• **PROBLEM REQUIREMENTS**:
Pull out every line below that contains the word "TradingView".

● ● ● ● ●

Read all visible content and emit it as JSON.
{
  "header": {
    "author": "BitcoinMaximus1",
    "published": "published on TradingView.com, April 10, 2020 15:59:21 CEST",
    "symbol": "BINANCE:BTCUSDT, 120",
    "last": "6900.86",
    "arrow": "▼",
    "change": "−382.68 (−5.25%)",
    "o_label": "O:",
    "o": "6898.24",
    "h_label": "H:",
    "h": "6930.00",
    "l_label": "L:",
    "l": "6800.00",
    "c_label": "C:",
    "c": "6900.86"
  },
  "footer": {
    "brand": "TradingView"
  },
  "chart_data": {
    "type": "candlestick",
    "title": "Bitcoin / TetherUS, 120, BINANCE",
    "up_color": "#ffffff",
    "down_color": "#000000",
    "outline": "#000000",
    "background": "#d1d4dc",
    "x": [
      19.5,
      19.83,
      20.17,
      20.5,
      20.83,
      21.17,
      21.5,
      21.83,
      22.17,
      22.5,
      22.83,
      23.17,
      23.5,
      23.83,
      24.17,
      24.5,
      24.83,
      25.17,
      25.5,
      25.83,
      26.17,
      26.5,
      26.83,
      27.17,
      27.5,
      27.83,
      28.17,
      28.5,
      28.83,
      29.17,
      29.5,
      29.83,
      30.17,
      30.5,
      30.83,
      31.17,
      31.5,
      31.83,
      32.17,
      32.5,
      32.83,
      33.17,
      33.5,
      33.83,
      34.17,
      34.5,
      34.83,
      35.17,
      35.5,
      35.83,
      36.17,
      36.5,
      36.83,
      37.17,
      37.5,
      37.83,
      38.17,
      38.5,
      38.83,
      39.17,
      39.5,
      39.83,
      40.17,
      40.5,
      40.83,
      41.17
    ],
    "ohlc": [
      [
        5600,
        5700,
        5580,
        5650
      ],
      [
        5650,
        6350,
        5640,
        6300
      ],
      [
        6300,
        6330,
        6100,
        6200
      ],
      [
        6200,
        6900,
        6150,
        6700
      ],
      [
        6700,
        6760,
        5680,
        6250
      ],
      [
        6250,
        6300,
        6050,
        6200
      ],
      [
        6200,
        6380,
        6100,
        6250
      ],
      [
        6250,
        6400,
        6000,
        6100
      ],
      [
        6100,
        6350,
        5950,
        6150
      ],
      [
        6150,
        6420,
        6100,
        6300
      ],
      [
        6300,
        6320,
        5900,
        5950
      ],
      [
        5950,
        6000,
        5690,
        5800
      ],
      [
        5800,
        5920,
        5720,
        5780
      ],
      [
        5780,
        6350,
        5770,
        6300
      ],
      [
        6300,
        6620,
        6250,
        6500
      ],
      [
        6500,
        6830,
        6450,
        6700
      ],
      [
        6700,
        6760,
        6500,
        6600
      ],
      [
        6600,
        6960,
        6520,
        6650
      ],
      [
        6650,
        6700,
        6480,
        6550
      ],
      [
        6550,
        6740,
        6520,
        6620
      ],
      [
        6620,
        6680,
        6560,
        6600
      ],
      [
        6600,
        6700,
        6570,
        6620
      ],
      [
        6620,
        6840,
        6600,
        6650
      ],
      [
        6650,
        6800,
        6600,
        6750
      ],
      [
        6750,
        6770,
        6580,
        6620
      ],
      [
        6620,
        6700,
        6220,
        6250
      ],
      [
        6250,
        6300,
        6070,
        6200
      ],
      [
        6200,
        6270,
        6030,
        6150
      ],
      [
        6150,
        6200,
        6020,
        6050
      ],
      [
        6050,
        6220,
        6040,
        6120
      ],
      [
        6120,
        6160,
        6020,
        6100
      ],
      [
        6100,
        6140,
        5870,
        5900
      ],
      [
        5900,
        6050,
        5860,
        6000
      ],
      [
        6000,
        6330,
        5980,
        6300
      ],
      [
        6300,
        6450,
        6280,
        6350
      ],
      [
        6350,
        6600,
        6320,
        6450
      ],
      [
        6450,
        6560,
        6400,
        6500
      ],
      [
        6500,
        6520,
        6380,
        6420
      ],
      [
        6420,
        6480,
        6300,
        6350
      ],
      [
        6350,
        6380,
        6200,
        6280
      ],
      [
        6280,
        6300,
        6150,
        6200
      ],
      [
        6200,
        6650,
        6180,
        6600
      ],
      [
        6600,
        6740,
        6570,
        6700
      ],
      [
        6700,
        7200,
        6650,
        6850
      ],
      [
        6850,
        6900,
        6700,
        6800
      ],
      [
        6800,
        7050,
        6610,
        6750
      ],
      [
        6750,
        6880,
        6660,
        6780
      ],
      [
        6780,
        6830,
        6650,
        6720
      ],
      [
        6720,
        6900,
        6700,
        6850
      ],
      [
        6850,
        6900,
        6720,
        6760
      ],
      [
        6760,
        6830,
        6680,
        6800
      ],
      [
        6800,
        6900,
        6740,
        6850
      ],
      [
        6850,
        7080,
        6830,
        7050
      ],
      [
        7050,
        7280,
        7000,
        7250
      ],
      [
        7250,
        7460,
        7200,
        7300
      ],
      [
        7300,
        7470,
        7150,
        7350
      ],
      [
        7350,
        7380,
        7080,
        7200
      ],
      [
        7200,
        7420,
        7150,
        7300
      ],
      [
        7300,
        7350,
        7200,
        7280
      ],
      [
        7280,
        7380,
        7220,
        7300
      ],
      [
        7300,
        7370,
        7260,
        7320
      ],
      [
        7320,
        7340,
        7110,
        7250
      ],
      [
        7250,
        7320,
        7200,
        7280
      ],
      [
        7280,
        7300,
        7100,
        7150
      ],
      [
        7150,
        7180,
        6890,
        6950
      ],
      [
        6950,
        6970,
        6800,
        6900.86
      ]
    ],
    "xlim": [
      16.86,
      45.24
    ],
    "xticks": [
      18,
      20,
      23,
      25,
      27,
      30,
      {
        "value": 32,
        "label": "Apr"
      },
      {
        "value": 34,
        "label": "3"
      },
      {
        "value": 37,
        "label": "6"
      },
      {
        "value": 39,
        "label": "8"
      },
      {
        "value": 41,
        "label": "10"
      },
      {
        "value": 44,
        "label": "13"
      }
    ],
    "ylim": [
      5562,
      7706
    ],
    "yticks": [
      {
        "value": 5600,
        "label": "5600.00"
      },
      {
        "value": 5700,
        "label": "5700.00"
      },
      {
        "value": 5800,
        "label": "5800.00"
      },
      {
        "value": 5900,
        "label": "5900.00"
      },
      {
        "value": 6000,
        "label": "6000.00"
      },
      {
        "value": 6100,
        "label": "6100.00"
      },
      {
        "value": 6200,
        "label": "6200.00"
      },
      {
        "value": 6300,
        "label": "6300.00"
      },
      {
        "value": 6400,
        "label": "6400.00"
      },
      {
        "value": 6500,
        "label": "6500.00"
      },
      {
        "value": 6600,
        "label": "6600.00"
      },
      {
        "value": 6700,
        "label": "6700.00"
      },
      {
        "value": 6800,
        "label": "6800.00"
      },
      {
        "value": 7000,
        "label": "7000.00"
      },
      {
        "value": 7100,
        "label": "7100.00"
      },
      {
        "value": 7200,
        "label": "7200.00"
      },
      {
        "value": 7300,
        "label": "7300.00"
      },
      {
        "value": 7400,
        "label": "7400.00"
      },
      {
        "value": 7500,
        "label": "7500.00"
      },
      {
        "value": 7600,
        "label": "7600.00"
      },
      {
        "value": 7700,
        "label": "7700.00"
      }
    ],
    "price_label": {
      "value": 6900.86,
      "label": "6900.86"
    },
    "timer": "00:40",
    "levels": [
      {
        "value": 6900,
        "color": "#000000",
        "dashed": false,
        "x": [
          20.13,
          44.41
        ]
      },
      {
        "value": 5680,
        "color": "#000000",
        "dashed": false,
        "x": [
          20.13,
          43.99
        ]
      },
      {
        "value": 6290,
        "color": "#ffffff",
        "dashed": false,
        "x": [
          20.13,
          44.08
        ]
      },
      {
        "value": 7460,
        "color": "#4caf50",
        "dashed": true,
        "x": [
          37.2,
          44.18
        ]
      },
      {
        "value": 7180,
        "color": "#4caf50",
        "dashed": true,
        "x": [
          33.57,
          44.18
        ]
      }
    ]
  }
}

● ● ● ● ●

• **REPLY TO THE EXERCISE**:
    "published": "published on TradingView.com, April 10, 2020 15:59:21 CEST",
    "brand": "TradingView"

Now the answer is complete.